- PROBLEM TO WORK ON -
What is the number of lines that include the word "which"? Provide only that figure.

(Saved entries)
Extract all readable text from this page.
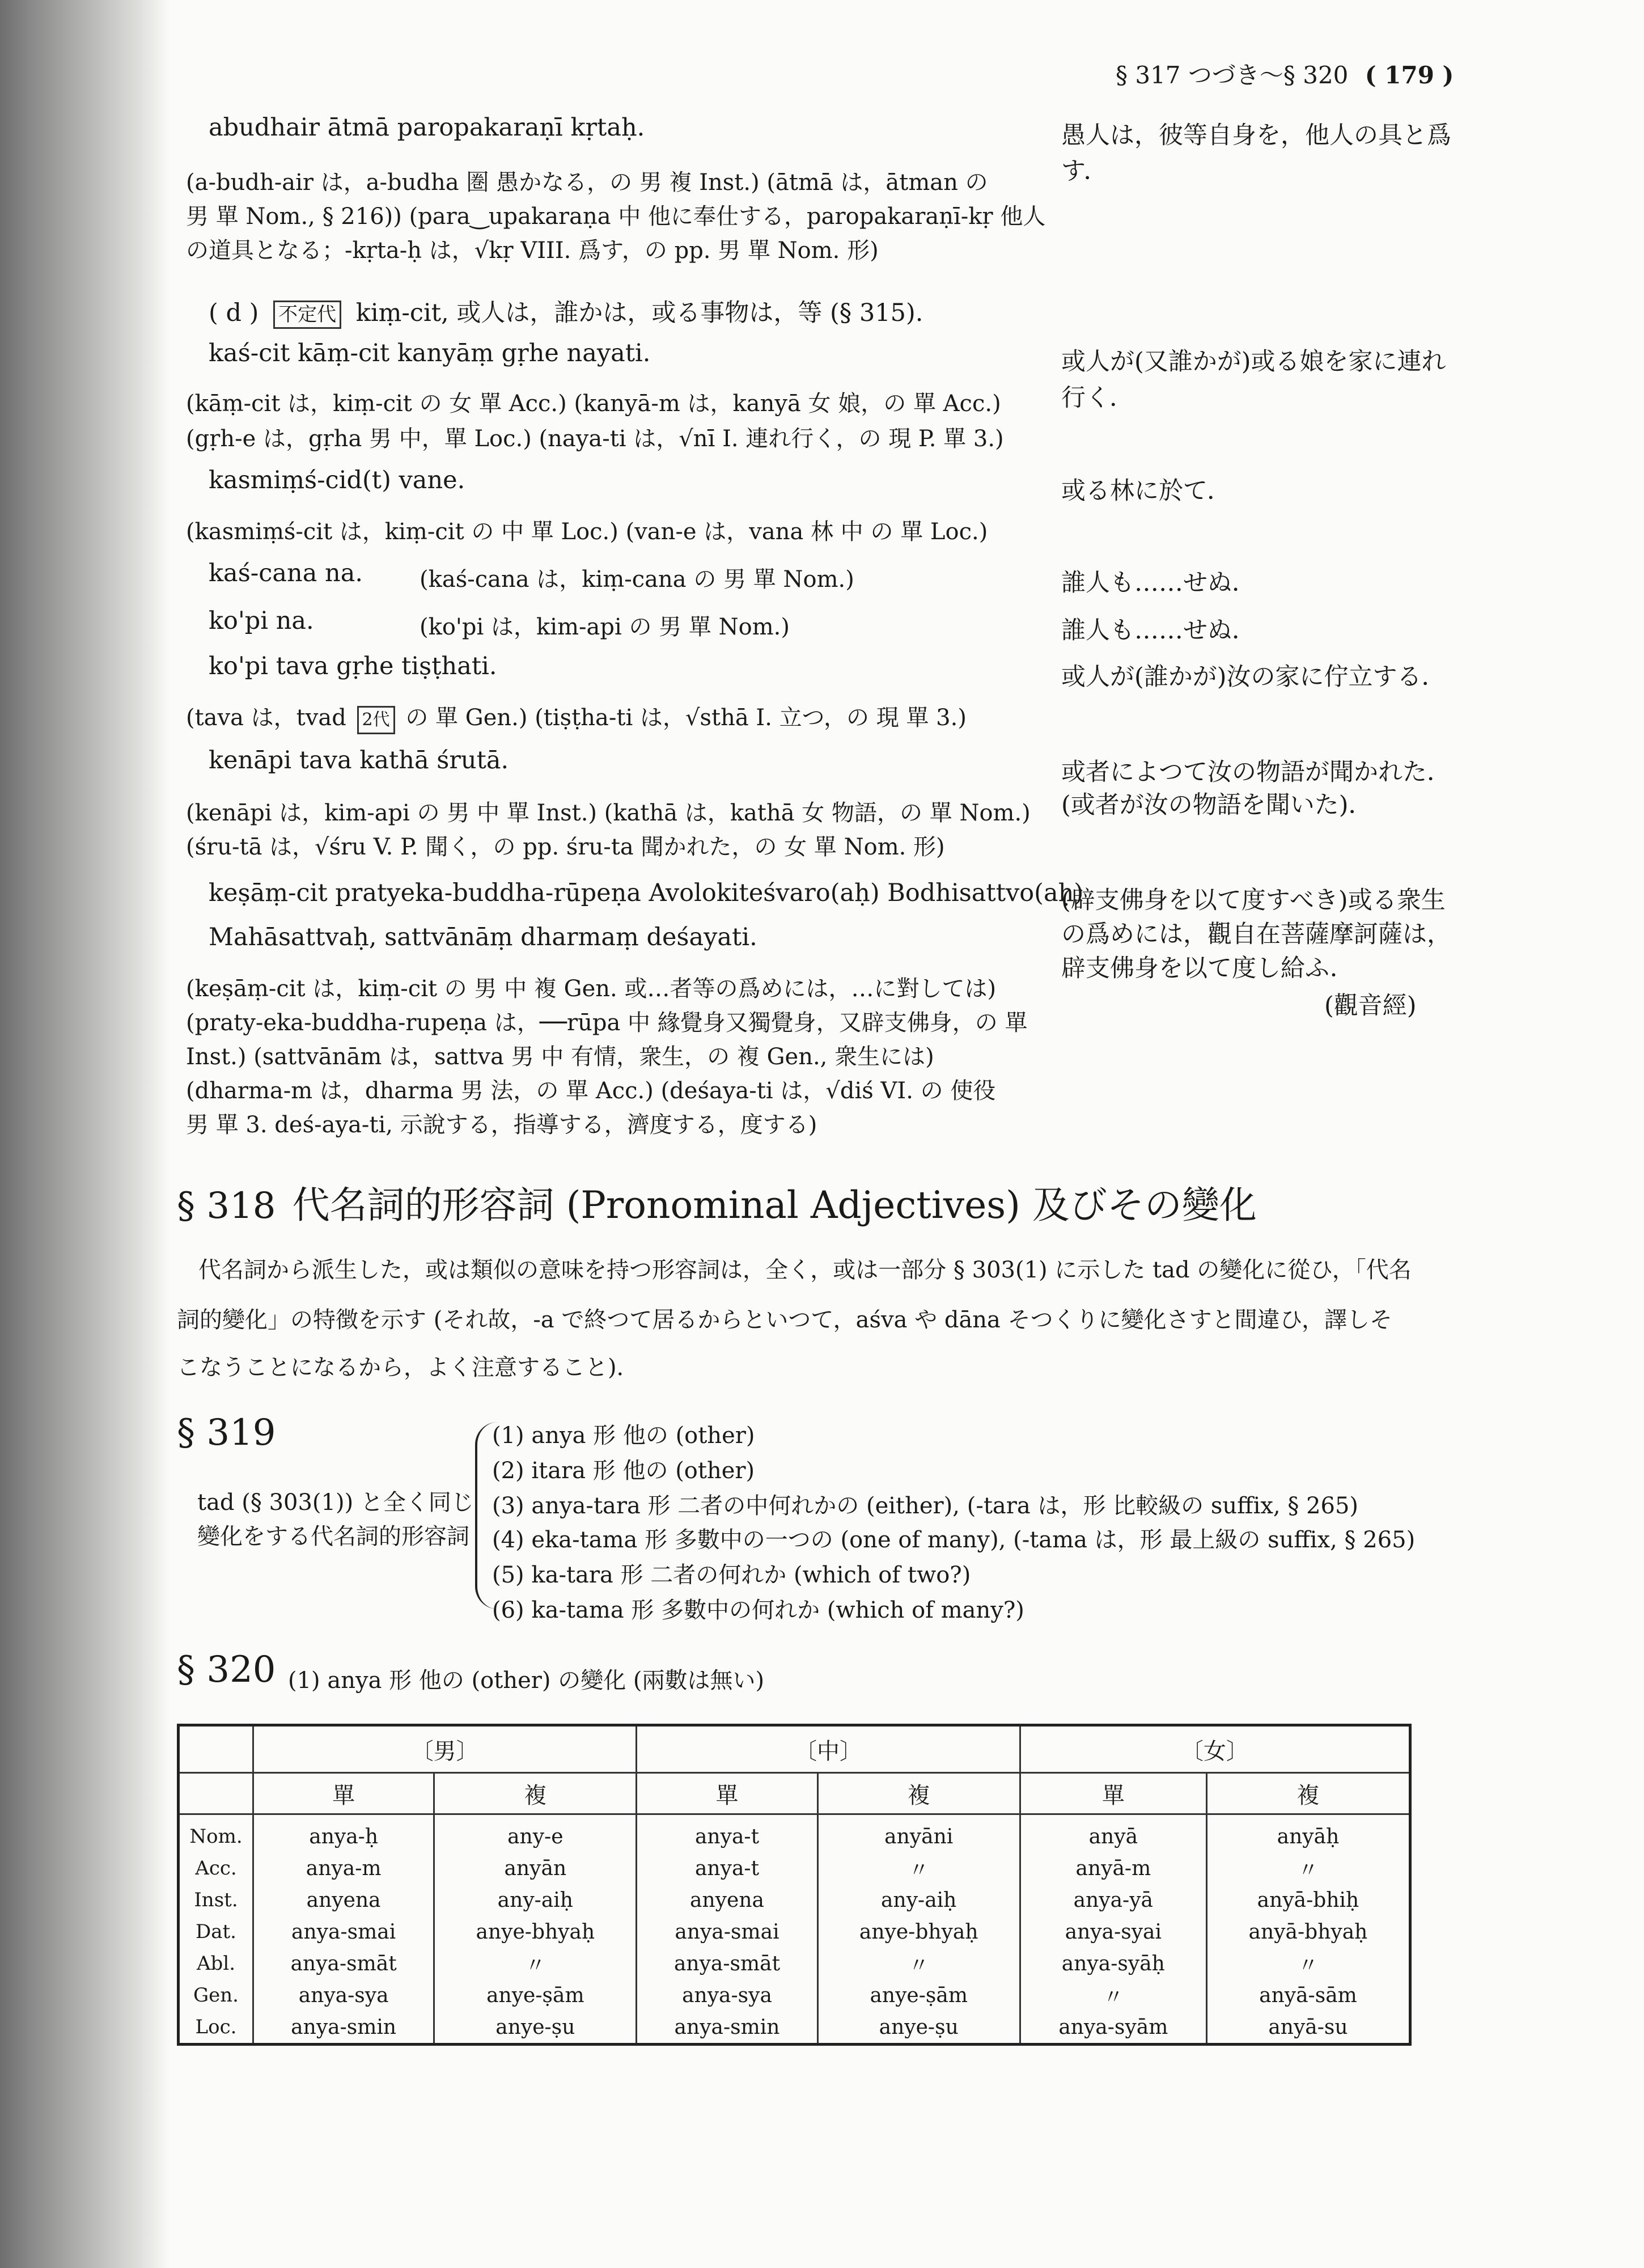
§ 317 つづき～§ 320 ( 179 )
abudhair ātmā paropakaraṇī kṛtaḥ.	愚人は，彼等自身を，他人の具と爲
す．
(a-budh-air は，a-budha 圏 愚かなる，の 男 複 Inst.) (ātmā は，ātman の
男 單 Nom., § 216)) (para‿upakaraṇa 中 他に奉仕する，paropakaraṇī-kṛ 他人
の道具となる；-kṛta-ḥ は，√kṛ VIII. 爲す，の pp. 男 單 Nom. 形)
( d ) 不定代 kiṃ-cit, 或人は，誰かは，或る事物は，等 (§ 315).
kaś-cit kāṃ-cit kanyāṃ gṛhe nayati.	或人が(又誰かが)或る娘を家に連れ
(kāṃ-cit は，kiṃ-cit の 女 單 Acc.) (kanyā-m は，kanyā 女 娘，の 單 Acc.) 行く．
(gṛh-e は，gṛha 男 中，單 Loc.) (naya-ti は，√nī I. 連れ行く，の 現 P. 單 3.)
kasmiṃś-cid(t) vane.	或る林に於て．
(kasmiṃś-cit は，kiṃ-cit の 中 單 Loc.) (van-e は，vana 林 中 の 單 Loc.)
kaś-cana na. (kaś-cana は，kiṃ-cana の 男 單 Nom.)	誰人も……せぬ．
ko'pi na.	(ko'pi は，kim-api の 男 單 Nom.)	誰人も……せぬ．
ko'pi tava gṛhe tiṣṭhati.	或人が(誰かが)汝の家に佇立する．
(tava は，tvad 2代 の 單 Gen.) (tiṣṭha-ti は，√sthā I. 立つ，の 現 單 3.)
kenāpi tava kathā śrutā.	或者によつて汝の物語が聞かれた．
(kenāpi は，kim-api の 男 中 單 Inst.) (kathā は，kathā 女 物語，の 單 Nom.) (或者が汝の物語を聞いた)．
(śru-tā は，√śru V. P. 聞く，の pp. śru-ta 聞かれた，の 女 單 Nom. 形)
keṣāṃ-cit pratyeka-buddha-rūpeṇa Avolokiteśvaro(aḥ) Bodhisattvo(aḥ)
Mahāsattvaḥ, sattvānāṃ dharmaṃ deśayati.
(辟支佛身を以て度すべき)或る衆生
の爲めには，觀自在菩薩摩訶薩は，
辟支佛身を以て度し給ふ．
(觀音經)
(keṣāṃ-cit は，kiṃ-cit の 男 中 複 Gen. 或…者等の爲めには，…に對しては)
(praty-eka-buddha-rupeṇa は，──rūpa 中 緣覺身又獨覺身，又辟支佛身，の 單
Inst.) (sattvānām は，sattva 男 中 有情，衆生，の 複 Gen., 衆生には)
(dharma-m は，dharma 男 法，の 單 Acc.) (deśaya-ti は，√diś VI. の 使役
男 單 3. deś-aya-ti, 示說する，指導する，濟度する，度する)
§ 318 代名詞的形容詞 (Pronominal Adjectives) 及びその變化
代名詞から派生した，或は類似の意味を持つ形容詞は，全く，或は一部分 § 303(1) に示した tad の變化に從ひ，「代名
詞的變化」の特徴を示す (それ故，-a で終つて居るからといつて，aśva や dāna そつくりに變化さすと間違ひ，譯しそ
こなうことになるから，よく注意すること)．
§ 319
tad (§ 303(1)) と全く同じ
變化をする代名詞的形容詞
(1) anya 形 他の (other)
(2) itara 形 他の (other)
(3) anya-tara 形 二者の中何れかの (either), (-tara は，形 比較級の suffix, § 265)
(4) eka-tama 形 多數中の一つの (one of many), (-tama は，形 最上級の suffix, § 265)
(5) ka-tara 形 二者の何れか (which of two?)
(6) ka-tama 形 多數中の何れか (which of many?)
§ 320 (1) anya 形 他の (other) の變化 (兩數は無い)
	〔男〕		〔中〕		〔女〕	
	單	複	單	複	單	複
Nom.	anya-ḥ	any-e	anya-t	anyāni	anyā	anyāḥ
Acc.	anya-m	anyān	anya-t	〃	anyā-m	〃
Inst.	anyena	any-aiḥ	anyena	any-aiḥ	anya-yā	anyā-bhiḥ
Dat.	anya-smai	anye-bhyaḥ	anya-smai	anye-bhyaḥ	anya-syai	anyā-bhyaḥ
Abl.	anya-smāt	〃	anya-smāt	〃	anya-syāḥ	〃
Gen.	anya-sya	anye-ṣām	anya-sya	anye-ṣām	〃	anyā-sām
Loc.	anya-smin	anye-ṣu	anya-smin	anye-ṣu	anya-syām	anyā-su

- EXERCISE ANSWER -
2